▶ _Aim_
Gather each line containing the string "STREET" from these entries.
════════════════
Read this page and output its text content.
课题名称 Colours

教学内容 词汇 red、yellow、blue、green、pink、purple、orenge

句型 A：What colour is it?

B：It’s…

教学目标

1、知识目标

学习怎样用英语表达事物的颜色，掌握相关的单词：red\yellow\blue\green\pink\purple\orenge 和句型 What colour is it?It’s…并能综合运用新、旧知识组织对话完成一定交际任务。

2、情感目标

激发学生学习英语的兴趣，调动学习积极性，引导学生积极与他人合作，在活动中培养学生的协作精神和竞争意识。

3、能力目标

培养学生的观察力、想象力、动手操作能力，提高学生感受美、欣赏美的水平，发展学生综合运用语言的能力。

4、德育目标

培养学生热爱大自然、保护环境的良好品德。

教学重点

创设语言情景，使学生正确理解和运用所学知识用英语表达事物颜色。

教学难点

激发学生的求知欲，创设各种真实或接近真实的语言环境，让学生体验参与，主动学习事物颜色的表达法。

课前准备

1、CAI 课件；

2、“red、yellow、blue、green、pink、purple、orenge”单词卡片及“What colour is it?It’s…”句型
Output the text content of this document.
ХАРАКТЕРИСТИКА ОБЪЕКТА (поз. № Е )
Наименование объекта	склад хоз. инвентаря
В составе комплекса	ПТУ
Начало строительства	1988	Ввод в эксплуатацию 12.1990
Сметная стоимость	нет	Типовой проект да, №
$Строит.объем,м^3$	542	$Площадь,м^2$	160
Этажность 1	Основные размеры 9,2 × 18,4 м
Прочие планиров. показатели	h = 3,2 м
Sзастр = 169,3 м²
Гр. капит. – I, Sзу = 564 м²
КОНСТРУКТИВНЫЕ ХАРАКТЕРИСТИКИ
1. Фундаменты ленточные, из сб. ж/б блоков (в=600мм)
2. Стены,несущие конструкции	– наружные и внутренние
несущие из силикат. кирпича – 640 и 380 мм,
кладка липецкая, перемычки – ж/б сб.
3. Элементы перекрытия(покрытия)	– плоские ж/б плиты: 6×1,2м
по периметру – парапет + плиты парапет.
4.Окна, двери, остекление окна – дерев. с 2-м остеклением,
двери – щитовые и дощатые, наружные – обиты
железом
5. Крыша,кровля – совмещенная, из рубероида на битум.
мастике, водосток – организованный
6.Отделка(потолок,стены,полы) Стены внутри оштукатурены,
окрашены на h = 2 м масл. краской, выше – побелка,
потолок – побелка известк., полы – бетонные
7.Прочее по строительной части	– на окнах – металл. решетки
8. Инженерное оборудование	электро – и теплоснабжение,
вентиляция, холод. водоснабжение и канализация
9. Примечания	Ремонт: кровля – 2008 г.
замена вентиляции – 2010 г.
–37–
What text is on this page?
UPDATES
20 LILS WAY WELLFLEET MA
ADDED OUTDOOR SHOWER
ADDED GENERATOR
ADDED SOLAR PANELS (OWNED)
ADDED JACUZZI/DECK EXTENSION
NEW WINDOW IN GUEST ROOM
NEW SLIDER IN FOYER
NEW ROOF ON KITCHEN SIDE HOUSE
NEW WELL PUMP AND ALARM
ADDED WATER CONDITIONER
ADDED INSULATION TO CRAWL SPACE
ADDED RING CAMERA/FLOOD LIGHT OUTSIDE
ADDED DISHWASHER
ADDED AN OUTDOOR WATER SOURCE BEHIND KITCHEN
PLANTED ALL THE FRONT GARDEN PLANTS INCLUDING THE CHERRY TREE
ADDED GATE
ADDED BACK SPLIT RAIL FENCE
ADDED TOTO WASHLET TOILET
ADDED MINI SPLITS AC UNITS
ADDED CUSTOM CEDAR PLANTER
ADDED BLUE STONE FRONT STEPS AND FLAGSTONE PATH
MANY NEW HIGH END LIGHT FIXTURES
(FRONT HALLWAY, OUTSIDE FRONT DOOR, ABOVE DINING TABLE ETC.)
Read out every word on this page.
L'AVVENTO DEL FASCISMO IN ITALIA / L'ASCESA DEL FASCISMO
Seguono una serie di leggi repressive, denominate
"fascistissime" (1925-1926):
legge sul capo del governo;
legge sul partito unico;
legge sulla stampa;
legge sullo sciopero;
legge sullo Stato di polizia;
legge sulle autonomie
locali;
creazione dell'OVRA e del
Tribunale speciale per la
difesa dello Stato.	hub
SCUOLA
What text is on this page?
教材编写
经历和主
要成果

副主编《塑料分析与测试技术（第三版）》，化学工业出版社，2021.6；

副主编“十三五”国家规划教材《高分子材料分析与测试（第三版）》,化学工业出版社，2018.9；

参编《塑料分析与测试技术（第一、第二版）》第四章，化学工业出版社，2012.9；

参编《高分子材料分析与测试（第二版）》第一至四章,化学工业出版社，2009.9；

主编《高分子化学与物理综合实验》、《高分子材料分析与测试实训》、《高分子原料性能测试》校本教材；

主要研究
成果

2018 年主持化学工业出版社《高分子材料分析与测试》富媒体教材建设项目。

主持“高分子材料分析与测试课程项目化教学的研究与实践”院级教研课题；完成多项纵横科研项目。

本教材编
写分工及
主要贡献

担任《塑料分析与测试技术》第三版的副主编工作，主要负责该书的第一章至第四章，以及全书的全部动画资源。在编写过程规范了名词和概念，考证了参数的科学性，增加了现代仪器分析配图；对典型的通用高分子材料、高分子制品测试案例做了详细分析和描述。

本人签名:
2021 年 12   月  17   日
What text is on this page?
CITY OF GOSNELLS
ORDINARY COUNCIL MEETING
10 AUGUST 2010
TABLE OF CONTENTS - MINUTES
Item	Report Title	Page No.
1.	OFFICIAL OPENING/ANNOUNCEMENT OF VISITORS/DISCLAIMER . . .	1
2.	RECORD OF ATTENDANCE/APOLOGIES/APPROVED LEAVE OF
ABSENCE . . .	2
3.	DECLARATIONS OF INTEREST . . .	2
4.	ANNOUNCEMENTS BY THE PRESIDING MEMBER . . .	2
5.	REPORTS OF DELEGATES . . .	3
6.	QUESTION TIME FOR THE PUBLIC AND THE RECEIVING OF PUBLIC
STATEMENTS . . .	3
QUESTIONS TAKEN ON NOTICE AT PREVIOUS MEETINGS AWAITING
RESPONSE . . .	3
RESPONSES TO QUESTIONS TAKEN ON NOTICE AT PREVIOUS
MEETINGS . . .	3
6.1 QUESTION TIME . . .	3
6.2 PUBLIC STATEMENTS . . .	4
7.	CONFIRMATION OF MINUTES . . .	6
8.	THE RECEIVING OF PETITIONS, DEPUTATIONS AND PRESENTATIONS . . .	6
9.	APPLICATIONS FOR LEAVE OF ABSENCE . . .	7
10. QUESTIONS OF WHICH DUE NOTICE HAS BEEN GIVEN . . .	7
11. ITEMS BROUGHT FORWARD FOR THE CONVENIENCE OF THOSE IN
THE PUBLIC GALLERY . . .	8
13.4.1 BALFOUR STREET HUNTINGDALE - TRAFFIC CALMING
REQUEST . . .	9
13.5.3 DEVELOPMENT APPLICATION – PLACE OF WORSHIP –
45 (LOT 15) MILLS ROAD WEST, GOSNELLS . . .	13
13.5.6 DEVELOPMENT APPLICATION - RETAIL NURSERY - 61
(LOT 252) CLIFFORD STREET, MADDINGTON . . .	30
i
════════════════
▶ _Response to this task_
13.4.1 BALFOUR STREET HUNTINGDALE - TRAFFIC CALMING
(LOT 252) CLIFFORD STREET, MADDINGTON . . .	30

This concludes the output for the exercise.